### DATA PROVIDED
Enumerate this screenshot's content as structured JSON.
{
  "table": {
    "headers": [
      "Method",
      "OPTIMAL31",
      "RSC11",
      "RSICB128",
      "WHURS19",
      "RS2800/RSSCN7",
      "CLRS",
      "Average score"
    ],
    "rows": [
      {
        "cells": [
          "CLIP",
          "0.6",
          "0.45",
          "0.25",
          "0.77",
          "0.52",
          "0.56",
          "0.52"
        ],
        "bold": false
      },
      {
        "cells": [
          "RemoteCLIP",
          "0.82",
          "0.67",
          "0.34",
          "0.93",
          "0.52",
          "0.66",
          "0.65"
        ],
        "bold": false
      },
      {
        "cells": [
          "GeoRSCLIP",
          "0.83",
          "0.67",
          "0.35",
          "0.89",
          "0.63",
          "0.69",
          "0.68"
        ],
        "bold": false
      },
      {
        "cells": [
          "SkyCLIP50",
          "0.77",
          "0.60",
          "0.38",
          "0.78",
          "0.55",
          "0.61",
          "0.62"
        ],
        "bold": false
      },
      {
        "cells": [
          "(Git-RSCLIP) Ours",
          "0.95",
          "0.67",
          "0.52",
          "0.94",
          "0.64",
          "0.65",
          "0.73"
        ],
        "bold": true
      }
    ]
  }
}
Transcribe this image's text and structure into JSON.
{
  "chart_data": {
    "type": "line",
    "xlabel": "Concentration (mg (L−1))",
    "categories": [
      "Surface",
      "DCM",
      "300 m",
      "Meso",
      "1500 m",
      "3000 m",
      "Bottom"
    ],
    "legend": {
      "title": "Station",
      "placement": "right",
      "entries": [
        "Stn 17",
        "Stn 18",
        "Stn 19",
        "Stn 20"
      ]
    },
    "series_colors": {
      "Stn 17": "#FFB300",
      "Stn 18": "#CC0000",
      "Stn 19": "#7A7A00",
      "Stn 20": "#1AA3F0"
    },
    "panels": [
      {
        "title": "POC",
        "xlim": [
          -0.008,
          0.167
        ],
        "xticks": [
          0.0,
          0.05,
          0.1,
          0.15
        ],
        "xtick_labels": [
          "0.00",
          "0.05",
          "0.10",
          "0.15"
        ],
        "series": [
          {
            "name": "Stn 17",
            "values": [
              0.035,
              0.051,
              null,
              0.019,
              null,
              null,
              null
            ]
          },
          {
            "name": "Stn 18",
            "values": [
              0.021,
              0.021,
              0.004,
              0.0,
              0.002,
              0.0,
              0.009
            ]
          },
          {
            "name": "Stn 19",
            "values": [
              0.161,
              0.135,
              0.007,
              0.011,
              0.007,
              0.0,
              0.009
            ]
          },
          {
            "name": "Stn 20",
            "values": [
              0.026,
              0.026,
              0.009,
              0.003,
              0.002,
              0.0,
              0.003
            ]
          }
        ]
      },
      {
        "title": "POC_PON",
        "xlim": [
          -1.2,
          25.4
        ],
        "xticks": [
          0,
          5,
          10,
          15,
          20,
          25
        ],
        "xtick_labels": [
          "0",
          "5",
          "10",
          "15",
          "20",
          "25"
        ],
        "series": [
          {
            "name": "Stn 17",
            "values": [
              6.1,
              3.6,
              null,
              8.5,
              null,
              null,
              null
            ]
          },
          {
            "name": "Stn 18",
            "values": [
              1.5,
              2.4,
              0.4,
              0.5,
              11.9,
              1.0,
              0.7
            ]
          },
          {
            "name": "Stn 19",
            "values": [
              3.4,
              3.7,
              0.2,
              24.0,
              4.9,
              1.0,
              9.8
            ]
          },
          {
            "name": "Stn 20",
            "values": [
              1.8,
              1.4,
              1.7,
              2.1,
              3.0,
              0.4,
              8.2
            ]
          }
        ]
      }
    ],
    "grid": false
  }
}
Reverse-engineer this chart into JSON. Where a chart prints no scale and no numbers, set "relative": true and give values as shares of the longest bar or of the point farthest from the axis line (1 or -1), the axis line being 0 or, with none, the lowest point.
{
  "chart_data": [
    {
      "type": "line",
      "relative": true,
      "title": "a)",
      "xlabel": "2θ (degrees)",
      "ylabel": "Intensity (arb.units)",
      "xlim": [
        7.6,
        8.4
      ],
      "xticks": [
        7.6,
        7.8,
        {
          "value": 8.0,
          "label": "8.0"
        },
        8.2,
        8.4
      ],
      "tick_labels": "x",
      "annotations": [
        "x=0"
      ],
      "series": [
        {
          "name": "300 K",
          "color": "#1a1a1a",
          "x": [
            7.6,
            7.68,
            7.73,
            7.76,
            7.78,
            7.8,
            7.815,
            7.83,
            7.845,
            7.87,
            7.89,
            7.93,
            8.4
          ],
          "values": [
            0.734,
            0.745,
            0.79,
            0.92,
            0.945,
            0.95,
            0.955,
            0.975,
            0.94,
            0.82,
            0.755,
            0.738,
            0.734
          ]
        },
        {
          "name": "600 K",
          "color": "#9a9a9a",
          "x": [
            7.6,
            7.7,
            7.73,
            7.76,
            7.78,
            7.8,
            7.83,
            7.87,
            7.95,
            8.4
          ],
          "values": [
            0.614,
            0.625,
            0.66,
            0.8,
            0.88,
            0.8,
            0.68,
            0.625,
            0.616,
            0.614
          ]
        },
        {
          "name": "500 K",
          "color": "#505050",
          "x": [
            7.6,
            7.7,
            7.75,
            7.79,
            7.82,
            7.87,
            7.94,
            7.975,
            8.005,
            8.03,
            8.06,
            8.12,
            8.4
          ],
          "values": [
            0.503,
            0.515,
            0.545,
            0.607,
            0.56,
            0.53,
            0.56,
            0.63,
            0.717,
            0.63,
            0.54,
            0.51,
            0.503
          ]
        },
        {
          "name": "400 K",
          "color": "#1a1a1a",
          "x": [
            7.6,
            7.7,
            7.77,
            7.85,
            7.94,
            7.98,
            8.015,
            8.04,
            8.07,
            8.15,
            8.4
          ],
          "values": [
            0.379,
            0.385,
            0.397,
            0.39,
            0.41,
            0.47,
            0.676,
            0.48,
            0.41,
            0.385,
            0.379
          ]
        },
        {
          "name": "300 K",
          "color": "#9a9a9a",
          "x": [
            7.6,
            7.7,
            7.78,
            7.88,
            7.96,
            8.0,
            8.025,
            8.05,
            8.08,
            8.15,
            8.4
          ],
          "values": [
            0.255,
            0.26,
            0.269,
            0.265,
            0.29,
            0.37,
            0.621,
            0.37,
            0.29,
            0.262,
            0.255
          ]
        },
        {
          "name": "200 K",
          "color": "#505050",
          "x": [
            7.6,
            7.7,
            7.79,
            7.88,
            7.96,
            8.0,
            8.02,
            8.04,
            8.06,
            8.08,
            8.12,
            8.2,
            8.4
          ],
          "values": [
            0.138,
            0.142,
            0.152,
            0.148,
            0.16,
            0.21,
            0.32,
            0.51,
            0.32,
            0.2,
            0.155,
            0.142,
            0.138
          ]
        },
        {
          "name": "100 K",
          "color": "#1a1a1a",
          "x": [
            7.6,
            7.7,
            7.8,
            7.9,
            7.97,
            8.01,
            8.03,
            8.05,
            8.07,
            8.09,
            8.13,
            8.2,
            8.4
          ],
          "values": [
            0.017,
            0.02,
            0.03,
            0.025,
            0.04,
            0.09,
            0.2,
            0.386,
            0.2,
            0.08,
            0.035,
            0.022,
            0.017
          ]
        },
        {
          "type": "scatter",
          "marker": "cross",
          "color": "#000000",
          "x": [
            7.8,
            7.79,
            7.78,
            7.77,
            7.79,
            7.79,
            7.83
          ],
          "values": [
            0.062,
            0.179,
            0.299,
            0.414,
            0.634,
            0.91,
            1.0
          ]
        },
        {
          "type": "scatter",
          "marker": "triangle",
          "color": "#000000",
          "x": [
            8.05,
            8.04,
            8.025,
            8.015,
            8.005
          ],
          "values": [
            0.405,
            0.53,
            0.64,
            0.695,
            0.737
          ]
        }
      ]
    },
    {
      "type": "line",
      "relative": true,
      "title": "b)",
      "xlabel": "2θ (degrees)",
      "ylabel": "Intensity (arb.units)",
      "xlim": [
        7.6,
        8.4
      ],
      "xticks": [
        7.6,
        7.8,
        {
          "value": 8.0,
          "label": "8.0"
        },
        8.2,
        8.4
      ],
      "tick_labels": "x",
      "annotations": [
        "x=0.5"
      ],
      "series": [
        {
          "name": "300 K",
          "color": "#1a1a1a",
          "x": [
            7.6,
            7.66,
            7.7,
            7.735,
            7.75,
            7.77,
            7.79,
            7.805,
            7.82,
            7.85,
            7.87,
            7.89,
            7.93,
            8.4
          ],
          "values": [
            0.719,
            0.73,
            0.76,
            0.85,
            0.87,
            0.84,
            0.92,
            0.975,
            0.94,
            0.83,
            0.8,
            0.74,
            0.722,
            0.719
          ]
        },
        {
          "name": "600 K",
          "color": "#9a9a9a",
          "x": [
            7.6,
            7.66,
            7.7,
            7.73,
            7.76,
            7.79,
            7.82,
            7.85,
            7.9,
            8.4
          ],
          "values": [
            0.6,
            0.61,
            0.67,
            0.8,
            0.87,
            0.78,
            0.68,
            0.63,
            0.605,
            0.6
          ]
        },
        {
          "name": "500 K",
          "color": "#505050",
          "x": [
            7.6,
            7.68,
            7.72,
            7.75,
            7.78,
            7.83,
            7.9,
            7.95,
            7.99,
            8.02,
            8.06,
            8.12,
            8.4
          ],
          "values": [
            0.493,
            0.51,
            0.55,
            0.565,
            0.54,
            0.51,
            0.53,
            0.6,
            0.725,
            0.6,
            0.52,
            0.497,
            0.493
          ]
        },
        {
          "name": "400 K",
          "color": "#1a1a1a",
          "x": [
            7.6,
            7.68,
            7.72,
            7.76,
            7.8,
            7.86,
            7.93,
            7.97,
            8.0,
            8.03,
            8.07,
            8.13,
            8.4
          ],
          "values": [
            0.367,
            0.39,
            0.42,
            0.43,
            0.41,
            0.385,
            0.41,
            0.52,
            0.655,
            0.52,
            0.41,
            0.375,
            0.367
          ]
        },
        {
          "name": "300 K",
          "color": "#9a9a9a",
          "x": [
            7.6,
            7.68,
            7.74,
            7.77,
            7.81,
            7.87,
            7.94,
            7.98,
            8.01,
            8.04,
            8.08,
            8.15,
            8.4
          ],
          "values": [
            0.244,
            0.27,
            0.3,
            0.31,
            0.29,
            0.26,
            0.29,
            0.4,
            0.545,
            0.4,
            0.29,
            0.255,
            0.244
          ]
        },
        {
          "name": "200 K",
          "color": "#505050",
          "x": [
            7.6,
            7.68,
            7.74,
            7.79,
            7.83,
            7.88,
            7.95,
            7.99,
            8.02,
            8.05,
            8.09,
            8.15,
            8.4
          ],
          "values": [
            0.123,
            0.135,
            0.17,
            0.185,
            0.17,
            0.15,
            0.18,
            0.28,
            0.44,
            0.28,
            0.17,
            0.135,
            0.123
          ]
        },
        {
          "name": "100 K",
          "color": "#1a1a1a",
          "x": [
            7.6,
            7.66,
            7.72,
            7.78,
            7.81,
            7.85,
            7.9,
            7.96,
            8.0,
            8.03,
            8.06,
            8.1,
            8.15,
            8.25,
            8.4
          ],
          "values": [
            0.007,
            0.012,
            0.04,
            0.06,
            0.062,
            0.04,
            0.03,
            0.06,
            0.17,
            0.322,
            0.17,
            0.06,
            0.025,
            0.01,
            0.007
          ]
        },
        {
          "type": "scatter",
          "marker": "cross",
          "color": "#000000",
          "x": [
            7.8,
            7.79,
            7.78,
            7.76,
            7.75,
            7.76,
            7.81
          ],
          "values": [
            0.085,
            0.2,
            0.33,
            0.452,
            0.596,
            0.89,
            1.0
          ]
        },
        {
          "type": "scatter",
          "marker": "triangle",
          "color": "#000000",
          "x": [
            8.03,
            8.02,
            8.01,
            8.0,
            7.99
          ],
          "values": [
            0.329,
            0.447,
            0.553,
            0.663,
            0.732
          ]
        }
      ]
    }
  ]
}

### REQUIRED TASK
Using the listing, copy every line where the word "title" shows up.

### ANSWER FOR THIS EXERCISE
      "title": "Station",
        "title": "POC",
        "title": "POC_PON",
      "title": "a)",
      "title": "b)",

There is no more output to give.